== Entries shown

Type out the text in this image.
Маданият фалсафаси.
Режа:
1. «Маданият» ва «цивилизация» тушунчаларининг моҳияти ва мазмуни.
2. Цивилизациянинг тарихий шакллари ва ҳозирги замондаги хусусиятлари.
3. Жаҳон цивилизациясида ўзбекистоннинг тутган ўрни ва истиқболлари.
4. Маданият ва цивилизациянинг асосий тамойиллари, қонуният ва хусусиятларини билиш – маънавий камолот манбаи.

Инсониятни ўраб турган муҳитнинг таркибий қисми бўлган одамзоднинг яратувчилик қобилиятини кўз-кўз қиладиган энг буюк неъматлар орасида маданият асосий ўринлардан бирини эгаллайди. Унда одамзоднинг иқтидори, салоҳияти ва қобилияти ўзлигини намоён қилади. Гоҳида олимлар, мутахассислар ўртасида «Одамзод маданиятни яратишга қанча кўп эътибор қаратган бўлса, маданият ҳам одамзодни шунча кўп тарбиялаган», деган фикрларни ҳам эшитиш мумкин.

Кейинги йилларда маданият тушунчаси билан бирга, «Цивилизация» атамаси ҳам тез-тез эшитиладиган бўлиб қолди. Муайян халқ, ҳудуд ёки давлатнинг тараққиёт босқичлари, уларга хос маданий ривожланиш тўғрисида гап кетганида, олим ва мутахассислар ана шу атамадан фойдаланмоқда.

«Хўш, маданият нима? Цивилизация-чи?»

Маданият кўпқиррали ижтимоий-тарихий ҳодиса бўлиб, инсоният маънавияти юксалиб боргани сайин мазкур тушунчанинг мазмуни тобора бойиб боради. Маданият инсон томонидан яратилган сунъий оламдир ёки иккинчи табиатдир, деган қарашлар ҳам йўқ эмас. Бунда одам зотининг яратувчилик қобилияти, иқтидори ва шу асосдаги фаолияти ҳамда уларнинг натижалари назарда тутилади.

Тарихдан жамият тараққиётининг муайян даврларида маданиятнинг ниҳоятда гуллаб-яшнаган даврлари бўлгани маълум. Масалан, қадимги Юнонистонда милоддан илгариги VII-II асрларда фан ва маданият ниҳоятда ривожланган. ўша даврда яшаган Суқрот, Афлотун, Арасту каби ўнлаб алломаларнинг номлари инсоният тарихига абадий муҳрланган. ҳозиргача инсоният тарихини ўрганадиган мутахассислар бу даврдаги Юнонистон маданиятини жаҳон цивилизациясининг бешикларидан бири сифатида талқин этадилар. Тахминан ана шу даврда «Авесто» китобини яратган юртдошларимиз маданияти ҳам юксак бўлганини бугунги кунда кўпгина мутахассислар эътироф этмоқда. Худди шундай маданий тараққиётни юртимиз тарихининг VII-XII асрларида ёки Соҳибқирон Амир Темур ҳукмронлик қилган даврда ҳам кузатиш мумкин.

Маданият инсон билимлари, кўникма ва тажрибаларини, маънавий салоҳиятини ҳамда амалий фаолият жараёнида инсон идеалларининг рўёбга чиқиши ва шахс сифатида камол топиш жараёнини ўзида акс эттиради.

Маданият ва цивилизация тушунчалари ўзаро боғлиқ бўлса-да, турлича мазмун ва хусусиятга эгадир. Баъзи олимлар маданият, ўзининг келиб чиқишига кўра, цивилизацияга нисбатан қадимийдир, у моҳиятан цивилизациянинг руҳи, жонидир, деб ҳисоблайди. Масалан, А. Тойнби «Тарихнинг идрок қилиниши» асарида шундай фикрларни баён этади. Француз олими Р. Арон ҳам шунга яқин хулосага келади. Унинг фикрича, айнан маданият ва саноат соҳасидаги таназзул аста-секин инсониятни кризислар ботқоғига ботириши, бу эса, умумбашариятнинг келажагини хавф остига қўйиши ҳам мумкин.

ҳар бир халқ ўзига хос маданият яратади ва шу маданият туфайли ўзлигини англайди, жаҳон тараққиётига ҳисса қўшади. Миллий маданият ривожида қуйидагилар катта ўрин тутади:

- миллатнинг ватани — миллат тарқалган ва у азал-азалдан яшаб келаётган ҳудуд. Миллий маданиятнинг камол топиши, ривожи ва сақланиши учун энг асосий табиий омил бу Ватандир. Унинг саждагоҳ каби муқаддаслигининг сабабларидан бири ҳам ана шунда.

====

_Objective_
Copy out the material word for word and line for line.

_Answer to this problem_
Type out the text in this image.
Маданият фалсафаси.
Режа:
1. «Маданият» ва «цивилизация» тушунчаларининг моҳияти ва мазмуни.
2. Цивилизациянинг тарихий шакллари ва ҳозирги замондаги хусусиятлари.
3. Жаҳон цивилизациясида ўзбекистоннинг тутган ўрни ва истиқболлари.
4. Маданият ва цивилизациянинг асосий тамойиллари, қонуният ва хусусиятларини билиш – маънавий камолот манбаи.

Инсониятни ўраб турган муҳитнинг таркибий қисми бўлган одамзоднинг яратувчилик қобилиятини кўз-кўз қиладиган энг буюк неъматлар орасида маданият асосий ўринлардан бирини эгаллайди. Унда одамзоднинг иқтидори, салоҳияти ва қобилияти ўзлигини намоён қилади. Гоҳида олимлар, мутахассислар ўртасида «Одамзод маданиятни яратишга қанча кўп эътибор қаратган бўлса, маданият ҳам одамзодни шунча кўп тарбиялаган», деган фикрларни ҳам эшитиш мумкин.

Кейинги йилларда маданият тушунчаси билан бирга, «Цивилизация» атамаси ҳам тез-тез эшитиладиган бўлиб қолди. Муайян халқ, ҳудуд ёки давлатнинг тараққиёт босқичлари, уларга хос маданий ривожланиш тўғрисида гап кетганида, олим ва мутахассислар ана шу атамадан фойдаланмоқда.

«Хўш, маданият нима? Цивилизация-чи?»

Маданият кўпқиррали ижтимоий-тарихий ҳодиса бўлиб, инсоният маънавияти юксалиб боргани сайин мазкур тушунчанинг мазмуни тобора бойиб боради. Маданият инсон томонидан яратилган сунъий оламдир ёки иккинчи табиатдир, деган қарашлар ҳам йўқ эмас. Бунда одам зотининг яратувчилик қобилияти, иқтидори ва шу асосдаги фаолияти ҳамда уларнинг натижалари назарда тутилади.

Тарихдан жамият тараққиётининг муайян даврларида маданиятнинг ниҳоятда гуллаб-яшнаган даврлари бўлгани маълум. Масалан, қадимги Юнонистонда милоддан илгариги VII-II асрларда фан ва маданият ниҳоятда ривожланган. ўша даврда яшаган Суқрот, Афлотун, Арасту каби ўнлаб алломаларнинг номлари инсоният тарихига абадий муҳрланган. ҳозиргача инсоният тарихини ўрганадиган мутахассислар бу даврдаги Юнонистон маданиятини жаҳон цивилизациясининг бешикларидан бири сифатида талқин этадилар. Тахминан ана шу даврда «Авесто» китобини яратган юртдошларимиз маданияти ҳам юксак бўлганини бугунги кунда кўпгина мутахассислар эътироф этмоқда. Худди шундай маданий тараққиётни юртимиз тарихининг VII-XII асрларида ёки Соҳибқирон Амир Темур ҳукмронлик қилган даврда ҳам кузатиш мумкин.

Маданият инсон билимлари, кўникма ва тажрибаларини, маънавий салоҳиятини ҳамда амалий фаолият жараёнида инсон идеалларининг рўёбга чиқиши ва шахс сифатида камол топиш жараёнини ўзида акс эттиради.

Маданият ва цивилизация тушунчалари ўзаро боғлиқ бўлса-да, турлича мазмун ва хусусиятга эгадир. Баъзи олимлар маданият, ўзининг келиб чиқишига кўра, цивилизацияга нисбатан қадимийдир, у моҳиятан цивилизациянинг руҳи, жонидир, деб ҳисоблайди. Масалан, А. Тойнби «Тарихнинг идрок қилиниши» асарида шундай фикрларни баён этади. Француз олими Р. Арон ҳам шунга яқин хулосага келади. Унинг фикрича, айнан маданият ва саноат соҳасидаги таназзул аста-секин инсониятни кризислар ботқоғига ботириши, бу эса, умумбашариятнинг келажагини хавф остига қўйиши ҳам мумкин.

ҳар бир халқ ўзига хос маданият яратади ва шу маданият туфайли ўзлигини англайди, жаҳон тараққиётига ҳисса қўшади. Миллий маданият ривожида қуйидагилар катта ўрин тутади:

- миллатнинг ватани — миллат тарқалган ва у азал-азалдан яшаб келаётган ҳудуд. Миллий маданиятнинг камол топиши, ривожи ва сақланиши учун энг асосий табиий омил бу Ватандир. Унинг саждагоҳ каби муқаддаслигининг сабабларидан бири ҳам ана шунда.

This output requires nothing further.